Challenge —
Leaving out every picture, quote the data below exactly as it appears.

Recorded information —
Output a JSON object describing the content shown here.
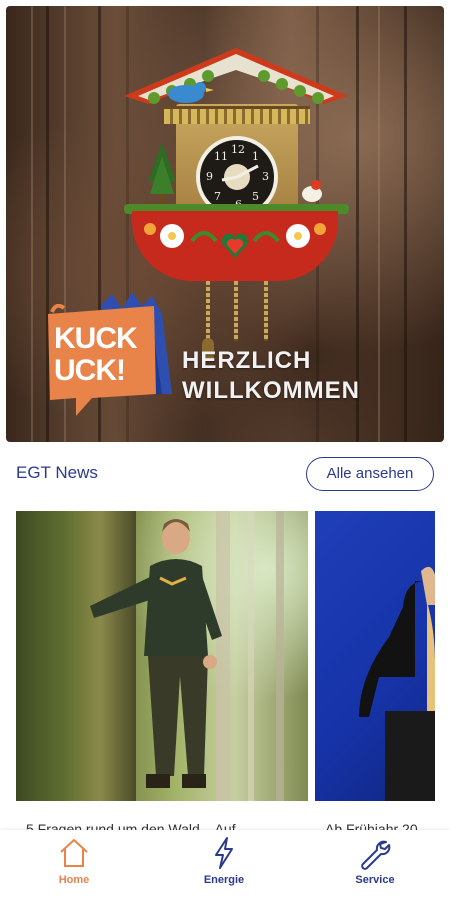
{
  "hero": {
    "logo_line1": "KUCK",
    "logo_line2": "UCK!",
    "headline_line1": "HERZLICH",
    "headline_line2": "WILLKOMMEN"
  },
  "news": {
    "title": "EGT News",
    "see_all_label": "Alle ansehen",
    "cards": [
      {
        "caption": "5 Fragen rund um den Wald – Auf"
      },
      {
        "caption": "Ab Frühjahr 20"
      }
    ]
  },
  "bottom_nav": {
    "items": [
      {
        "label": "Home",
        "icon": "home-icon",
        "active": true
      },
      {
        "label": "Energie",
        "icon": "lightning-icon",
        "active": false
      },
      {
        "label": "Service",
        "icon": "wrench-icon",
        "active": false
      }
    ]
  },
  "colors": {
    "accent": "#e8834a",
    "brand_blue": "#2b3a8c"
  }
}
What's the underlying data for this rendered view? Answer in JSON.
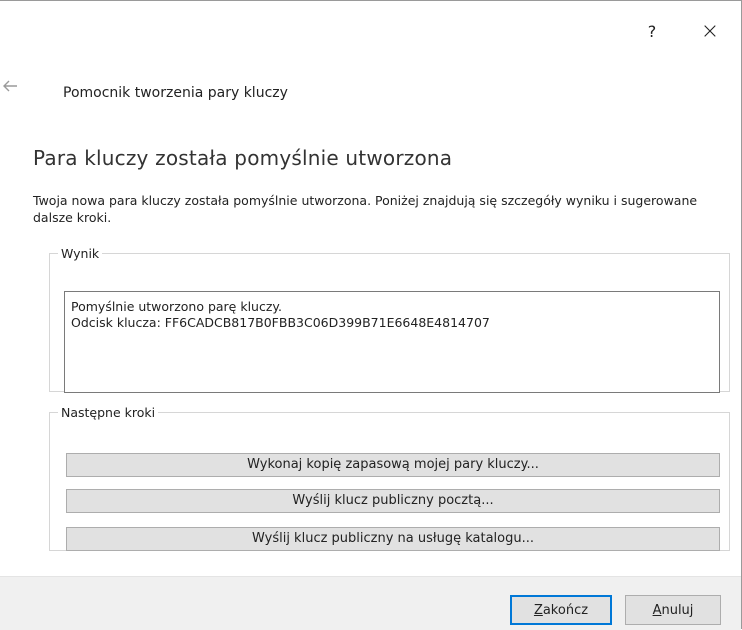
{
  "window": {
    "help_label": "?",
    "close_label": "×"
  },
  "header": {
    "back_icon": "back-arrow-icon",
    "wizard_title": "Pomocnik tworzenia pary kluczy"
  },
  "main": {
    "page_title": "Para kluczy została pomyślnie utworzona",
    "intro_text": "Twoja nowa para kluczy została pomyślnie utworzona. Poniżej znajdują się szczegóły wyniku i sugerowane dalsze kroki."
  },
  "result_group": {
    "legend": "Wynik",
    "line1": "Pomyślnie utworzono parę kluczy.",
    "line2": "Odcisk klucza: FF6CADCB817B0FBB3C06D399B71E6648E4814707"
  },
  "next_steps_group": {
    "legend": "Następne kroki",
    "buttons": [
      "Wykonaj kopię zapasową mojej pary kluczy...",
      "Wyślij klucz publiczny pocztą...",
      "Wyślij klucz publiczny na usługę katalogu..."
    ]
  },
  "footer": {
    "finish_prefix": "Z",
    "finish_rest": "akończ",
    "cancel_prefix": "A",
    "cancel_rest": "nuluj"
  },
  "colors": {
    "footer_bg": "#f0f0f0",
    "button_bg": "#e1e1e1",
    "default_button_border": "#0078d7"
  }
}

The solution —
Output a JSON object describing the content shown here.
{
  "hero": {
    "logo_line1": "KUCK",
    "logo_line2": "UCK!",
    "headline_line1": "HERZLICH",
    "headline_line2": "WILLKOMMEN"
  },
  "news": {
    "title": "EGT News",
    "see_all_label": "Alle ansehen",
    "cards": [
      {
        "caption": "5 Fragen rund um den Wald – Auf"
      },
      {
        "caption": "Ab Frühjahr 20"
      }
    ]
  },
  "bottom_nav": {
    "items": [
      {
        "label": "Home",
        "icon": "home-icon",
        "active": true
      },
      {
        "label": "Energie",
        "icon": "lightning-icon",
        "active": false
      },
      {
        "label": "Service",
        "icon": "wrench-icon",
        "active": false
      }
    ]
  },
  "colors": {
    "accent": "#e8834a",
    "brand_blue": "#2b3a8c"
  }
}
What's the underlying data for this rendered view? Answer in JSON.
{
  "window": {
    "help_label": "?",
    "close_label": "×"
  },
  "header": {
    "back_icon": "back-arrow-icon",
    "wizard_title": "Pomocnik tworzenia pary kluczy"
  },
  "main": {
    "page_title": "Para kluczy została pomyślnie utworzona",
    "intro_text": "Twoja nowa para kluczy została pomyślnie utworzona. Poniżej znajdują się szczegóły wyniku i sugerowane dalsze kroki."
  },
  "result_group": {
    "legend": "Wynik",
    "line1": "Pomyślnie utworzono parę kluczy.",
    "line2": "Odcisk klucza: FF6CADCB817B0FBB3C06D399B71E6648E4814707"
  },
  "next_steps_group": {
    "legend": "Następne kroki",
    "buttons": [
      "Wykonaj kopię zapasową mojej pary kluczy...",
      "Wyślij klucz publiczny pocztą...",
      "Wyślij klucz publiczny na usługę katalogu..."
    ]
  },
  "footer": {
    "finish_prefix": "Z",
    "finish_rest": "akończ",
    "cancel_prefix": "A",
    "cancel_rest": "nuluj"
  },
  "colors": {
    "footer_bg": "#f0f0f0",
    "button_bg": "#e1e1e1",
    "default_button_border": "#0078d7"
  }
}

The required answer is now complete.